GIVEN REQUEST:
Copy exactly the lines from the "Convert this chart" line to the end, both included, and nothing else.

----------------------------------------

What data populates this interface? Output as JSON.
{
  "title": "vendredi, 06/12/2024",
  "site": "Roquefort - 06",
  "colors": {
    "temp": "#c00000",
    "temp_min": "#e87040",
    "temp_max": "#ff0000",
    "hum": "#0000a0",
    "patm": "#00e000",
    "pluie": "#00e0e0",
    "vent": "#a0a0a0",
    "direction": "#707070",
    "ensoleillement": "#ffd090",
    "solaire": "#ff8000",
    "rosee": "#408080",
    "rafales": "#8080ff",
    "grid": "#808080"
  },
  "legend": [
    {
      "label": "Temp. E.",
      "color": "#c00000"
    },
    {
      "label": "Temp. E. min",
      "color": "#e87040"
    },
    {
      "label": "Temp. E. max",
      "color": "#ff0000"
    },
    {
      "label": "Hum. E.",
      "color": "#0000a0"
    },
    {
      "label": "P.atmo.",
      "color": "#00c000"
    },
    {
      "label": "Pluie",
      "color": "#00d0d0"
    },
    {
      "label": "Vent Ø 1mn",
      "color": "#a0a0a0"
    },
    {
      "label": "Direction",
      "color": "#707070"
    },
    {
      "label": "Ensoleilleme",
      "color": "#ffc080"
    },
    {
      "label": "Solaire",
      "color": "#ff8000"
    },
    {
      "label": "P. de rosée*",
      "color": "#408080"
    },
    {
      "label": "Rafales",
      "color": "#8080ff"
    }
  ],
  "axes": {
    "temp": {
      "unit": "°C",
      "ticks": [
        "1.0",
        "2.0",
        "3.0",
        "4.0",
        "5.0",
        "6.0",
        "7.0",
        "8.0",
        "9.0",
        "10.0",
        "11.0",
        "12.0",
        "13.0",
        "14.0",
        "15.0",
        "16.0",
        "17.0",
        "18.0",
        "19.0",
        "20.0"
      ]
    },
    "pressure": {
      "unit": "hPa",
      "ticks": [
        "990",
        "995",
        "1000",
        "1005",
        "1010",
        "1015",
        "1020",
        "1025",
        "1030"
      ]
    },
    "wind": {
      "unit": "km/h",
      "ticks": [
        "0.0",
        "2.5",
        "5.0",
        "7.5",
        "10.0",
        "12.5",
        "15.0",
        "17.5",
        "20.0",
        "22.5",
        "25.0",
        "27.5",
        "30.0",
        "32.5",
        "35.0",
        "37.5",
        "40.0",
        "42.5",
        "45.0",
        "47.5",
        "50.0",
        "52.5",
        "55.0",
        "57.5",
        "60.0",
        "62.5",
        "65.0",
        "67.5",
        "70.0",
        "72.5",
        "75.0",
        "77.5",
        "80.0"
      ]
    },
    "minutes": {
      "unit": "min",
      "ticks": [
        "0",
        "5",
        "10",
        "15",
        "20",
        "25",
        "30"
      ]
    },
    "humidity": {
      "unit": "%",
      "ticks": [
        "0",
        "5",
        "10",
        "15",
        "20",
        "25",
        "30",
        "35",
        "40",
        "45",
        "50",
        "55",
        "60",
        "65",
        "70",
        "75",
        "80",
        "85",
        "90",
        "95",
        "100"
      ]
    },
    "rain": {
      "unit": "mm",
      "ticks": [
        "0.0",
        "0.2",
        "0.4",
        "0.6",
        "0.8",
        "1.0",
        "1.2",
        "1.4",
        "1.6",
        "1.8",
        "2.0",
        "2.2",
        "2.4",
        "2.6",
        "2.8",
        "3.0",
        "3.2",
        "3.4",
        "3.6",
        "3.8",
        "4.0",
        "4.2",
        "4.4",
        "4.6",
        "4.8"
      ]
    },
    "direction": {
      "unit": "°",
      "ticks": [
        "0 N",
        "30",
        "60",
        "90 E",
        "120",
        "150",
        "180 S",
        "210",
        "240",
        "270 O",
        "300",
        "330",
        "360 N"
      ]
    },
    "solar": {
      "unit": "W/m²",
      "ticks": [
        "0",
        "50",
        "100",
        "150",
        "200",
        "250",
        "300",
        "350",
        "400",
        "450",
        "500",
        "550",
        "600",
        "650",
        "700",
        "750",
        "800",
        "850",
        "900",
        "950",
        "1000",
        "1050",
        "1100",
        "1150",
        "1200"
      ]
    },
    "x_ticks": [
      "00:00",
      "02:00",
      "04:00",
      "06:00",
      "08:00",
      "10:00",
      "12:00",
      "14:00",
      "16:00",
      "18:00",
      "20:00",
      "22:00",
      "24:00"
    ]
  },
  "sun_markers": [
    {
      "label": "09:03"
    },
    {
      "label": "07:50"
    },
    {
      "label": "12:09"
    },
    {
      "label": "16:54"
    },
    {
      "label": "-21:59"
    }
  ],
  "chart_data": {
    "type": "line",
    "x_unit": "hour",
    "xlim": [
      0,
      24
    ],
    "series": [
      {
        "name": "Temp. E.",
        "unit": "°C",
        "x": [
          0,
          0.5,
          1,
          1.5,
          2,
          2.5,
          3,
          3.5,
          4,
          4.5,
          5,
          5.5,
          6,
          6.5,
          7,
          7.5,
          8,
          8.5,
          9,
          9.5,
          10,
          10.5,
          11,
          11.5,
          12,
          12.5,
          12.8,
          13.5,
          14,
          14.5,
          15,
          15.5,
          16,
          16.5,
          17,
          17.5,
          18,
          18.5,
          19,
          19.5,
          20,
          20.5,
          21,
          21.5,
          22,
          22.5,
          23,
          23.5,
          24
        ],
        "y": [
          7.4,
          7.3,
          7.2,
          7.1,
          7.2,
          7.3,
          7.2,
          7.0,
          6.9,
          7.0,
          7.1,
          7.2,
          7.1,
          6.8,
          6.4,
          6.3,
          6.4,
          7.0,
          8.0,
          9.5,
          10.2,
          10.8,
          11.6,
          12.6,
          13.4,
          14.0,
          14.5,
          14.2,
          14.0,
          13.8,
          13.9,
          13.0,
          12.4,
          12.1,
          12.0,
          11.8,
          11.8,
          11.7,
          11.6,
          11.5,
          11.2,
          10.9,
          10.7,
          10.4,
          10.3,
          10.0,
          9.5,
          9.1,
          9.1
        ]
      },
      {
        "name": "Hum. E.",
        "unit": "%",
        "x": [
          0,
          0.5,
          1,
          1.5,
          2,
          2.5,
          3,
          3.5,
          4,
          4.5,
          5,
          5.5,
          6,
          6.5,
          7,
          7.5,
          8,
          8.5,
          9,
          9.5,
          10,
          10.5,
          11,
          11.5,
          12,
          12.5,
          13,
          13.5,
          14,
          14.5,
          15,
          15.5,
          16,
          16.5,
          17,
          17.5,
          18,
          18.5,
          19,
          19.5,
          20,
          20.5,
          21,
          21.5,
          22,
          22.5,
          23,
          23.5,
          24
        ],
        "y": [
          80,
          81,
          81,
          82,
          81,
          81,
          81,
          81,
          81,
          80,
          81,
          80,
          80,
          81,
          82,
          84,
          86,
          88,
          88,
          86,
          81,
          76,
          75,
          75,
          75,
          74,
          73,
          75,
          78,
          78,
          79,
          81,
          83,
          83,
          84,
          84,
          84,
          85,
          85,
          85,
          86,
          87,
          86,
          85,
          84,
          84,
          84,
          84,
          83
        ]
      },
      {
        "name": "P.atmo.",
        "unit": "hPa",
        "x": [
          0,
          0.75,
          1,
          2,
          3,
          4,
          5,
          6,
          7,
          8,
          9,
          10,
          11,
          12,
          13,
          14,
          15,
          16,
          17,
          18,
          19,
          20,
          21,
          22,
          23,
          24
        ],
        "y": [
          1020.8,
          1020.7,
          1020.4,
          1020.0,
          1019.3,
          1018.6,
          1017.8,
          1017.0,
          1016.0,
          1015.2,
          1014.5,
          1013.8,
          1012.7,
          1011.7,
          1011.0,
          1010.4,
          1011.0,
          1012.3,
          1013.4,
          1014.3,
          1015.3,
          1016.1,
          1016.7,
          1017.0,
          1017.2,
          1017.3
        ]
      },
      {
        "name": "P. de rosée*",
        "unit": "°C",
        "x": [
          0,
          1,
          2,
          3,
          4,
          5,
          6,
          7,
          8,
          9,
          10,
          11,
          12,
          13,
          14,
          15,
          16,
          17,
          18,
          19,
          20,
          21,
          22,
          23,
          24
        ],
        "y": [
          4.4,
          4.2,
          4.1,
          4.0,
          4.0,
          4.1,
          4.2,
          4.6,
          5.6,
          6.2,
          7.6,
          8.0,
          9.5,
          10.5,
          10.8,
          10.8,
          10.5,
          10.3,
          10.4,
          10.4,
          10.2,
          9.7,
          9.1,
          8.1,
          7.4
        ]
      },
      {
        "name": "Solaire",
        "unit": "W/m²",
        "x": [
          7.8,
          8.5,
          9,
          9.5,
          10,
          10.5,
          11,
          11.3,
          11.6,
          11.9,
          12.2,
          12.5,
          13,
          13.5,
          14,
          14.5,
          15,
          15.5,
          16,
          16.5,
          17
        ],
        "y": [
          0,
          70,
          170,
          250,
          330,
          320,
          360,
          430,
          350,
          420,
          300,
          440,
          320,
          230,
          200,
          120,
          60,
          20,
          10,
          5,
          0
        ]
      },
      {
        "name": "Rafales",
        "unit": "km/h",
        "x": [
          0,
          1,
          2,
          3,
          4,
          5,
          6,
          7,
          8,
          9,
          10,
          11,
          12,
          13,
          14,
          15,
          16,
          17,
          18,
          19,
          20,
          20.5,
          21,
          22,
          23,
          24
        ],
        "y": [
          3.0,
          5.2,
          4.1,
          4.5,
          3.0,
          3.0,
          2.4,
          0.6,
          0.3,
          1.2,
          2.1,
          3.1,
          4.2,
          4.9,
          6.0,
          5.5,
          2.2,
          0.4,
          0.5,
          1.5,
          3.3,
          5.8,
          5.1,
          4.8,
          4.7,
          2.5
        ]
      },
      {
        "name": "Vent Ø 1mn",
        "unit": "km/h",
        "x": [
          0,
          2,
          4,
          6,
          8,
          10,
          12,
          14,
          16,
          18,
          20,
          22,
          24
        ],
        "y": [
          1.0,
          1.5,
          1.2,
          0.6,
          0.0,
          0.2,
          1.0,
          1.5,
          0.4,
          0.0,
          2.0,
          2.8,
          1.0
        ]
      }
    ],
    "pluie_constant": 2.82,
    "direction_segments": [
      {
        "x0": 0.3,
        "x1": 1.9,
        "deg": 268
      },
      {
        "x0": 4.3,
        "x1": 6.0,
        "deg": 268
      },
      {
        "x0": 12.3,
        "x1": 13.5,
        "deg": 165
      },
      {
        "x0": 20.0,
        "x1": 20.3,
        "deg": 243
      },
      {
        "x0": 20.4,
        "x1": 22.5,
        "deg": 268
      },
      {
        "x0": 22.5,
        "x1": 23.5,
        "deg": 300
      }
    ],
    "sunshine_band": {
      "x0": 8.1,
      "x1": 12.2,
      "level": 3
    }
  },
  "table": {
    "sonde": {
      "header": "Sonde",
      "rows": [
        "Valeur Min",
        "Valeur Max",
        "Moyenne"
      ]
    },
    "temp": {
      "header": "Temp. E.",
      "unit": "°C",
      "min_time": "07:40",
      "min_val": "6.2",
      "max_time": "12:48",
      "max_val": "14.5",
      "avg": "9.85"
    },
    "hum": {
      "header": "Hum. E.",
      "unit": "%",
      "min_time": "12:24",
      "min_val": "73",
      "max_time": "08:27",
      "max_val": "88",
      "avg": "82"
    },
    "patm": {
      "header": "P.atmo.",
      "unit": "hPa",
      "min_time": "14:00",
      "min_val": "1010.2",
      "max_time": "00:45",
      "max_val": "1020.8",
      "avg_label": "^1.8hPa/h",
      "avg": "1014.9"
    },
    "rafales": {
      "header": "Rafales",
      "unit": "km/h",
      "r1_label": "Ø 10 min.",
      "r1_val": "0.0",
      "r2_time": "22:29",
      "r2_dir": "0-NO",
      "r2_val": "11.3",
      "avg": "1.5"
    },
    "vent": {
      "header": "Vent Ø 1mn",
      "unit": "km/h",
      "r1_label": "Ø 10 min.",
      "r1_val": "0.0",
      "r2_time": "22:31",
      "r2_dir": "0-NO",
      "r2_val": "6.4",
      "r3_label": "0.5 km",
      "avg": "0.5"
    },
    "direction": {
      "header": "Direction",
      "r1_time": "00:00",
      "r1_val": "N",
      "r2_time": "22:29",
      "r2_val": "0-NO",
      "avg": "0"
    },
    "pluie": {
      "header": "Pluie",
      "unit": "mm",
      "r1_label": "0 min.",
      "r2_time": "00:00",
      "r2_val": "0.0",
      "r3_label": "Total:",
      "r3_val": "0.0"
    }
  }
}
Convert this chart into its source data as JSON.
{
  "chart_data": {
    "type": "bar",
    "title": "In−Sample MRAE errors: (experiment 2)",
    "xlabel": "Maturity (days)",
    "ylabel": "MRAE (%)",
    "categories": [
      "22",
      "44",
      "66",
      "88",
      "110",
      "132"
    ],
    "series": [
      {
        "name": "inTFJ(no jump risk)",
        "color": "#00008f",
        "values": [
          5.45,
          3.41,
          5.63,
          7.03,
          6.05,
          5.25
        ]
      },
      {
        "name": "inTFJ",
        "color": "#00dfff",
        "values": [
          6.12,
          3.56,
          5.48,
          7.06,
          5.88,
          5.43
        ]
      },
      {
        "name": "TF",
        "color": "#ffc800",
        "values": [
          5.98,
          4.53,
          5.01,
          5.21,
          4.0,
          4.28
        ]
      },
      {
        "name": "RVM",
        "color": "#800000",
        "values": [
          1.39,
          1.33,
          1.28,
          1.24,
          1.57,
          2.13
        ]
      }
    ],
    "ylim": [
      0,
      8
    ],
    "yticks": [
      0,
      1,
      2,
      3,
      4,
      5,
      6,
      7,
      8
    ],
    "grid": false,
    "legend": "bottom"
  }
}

----------------------------------------

SOLUTION:
Convert this chart into its source data as JSON.
{
  "chart_data": {
    "type": "bar",
    "title": "In−Sample MRAE errors: (experiment 2)",
    "xlabel": "Maturity (days)",
    "ylabel": "MRAE (%)",
    "categories": [
      "22",
      "44",
      "66",
      "88",
      "110",
      "132"
    ],
    "series": [
      {
        "name": "inTFJ(no jump risk)",
        "color": "#00008f",
        "values": [
          5.45,
          3.41,
          5.63,
          7.03,
          6.05,
          5.25
        ]
      },
      {
        "name": "inTFJ",
        "color": "#00dfff",
        "values": [
          6.12,
          3.56,
          5.48,
          7.06,
          5.88,
          5.43
        ]
      },
      {
        "name": "TF",
        "color": "#ffc800",
        "values": [
          5.98,
          4.53,
          5.01,
          5.21,
          4.0,
          4.28
        ]
      },
      {
        "name": "RVM",
        "color": "#800000",
        "values": [
          1.39,
          1.33,
          1.28,
          1.24,
          1.57,
          2.13
        ]
      }
    ],
    "ylim": [
      0,
      8
    ],
    "yticks": [
      0,
      1,
      2,
      3,
      4,
      5,
      6,
      7,
      8
    ],
    "grid": false,
    "legend": "bottom"
  }
}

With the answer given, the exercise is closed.